= REQUIRED WORK =
The records below should be written out again, exactly.

= RECORD LIST =
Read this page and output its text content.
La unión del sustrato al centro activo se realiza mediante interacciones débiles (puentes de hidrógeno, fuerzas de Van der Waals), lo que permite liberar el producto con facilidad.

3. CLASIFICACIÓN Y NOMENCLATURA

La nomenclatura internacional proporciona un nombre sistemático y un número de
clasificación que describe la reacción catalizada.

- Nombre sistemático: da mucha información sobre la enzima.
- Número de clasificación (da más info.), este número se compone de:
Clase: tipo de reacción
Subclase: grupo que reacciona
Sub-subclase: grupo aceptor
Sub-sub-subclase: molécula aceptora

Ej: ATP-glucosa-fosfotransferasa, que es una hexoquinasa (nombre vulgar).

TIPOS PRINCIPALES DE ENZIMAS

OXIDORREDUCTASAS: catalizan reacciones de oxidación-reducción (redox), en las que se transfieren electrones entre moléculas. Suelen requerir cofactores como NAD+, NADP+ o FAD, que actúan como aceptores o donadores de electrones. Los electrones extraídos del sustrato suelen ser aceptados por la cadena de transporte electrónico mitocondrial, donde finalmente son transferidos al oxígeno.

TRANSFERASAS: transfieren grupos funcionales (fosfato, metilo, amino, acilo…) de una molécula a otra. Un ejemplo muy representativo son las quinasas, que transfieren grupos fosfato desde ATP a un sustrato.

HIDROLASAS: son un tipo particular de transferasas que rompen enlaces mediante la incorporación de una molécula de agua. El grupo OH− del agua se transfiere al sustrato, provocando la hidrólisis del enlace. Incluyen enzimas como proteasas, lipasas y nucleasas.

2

= FINISHED EXERCISE =
Read this page and output its text content.
La unión del sustrato al centro activo se realiza mediante interacciones débiles (puentes de hidrógeno, fuerzas de Van der Waals), lo que permite liberar el producto con facilidad.

3. CLASIFICACIÓN Y NOMENCLATURA

La nomenclatura internacional proporciona un nombre sistemático y un número de
clasificación que describe la reacción catalizada.

- Nombre sistemático: da mucha información sobre la enzima.
- Número de clasificación (da más info.), este número se compone de:
Clase: tipo de reacción
Subclase: grupo que reacciona
Sub-subclase: grupo aceptor
Sub-sub-subclase: molécula aceptora

Ej: ATP-glucosa-fosfotransferasa, que es una hexoquinasa (nombre vulgar).

TIPOS PRINCIPALES DE ENZIMAS

OXIDORREDUCTASAS: catalizan reacciones de oxidación-reducción (redox), en las que se transfieren electrones entre moléculas. Suelen requerir cofactores como NAD+, NADP+ o FAD, que actúan como aceptores o donadores de electrones. Los electrones extraídos del sustrato suelen ser aceptados por la cadena de transporte electrónico mitocondrial, donde finalmente son transferidos al oxígeno.

TRANSFERASAS: transfieren grupos funcionales (fosfato, metilo, amino, acilo…) de una molécula a otra. Un ejemplo muy representativo son las quinasas, que transfieren grupos fosfato desde ATP a un sustrato.

HIDROLASAS: son un tipo particular de transferasas que rompen enlaces mediante la incorporación de una molécula de agua. El grupo OH− del agua se transfiere al sustrato, provocando la hidrólisis del enlace. Incluyen enzimas como proteasas, lipasas y nucleasas.

2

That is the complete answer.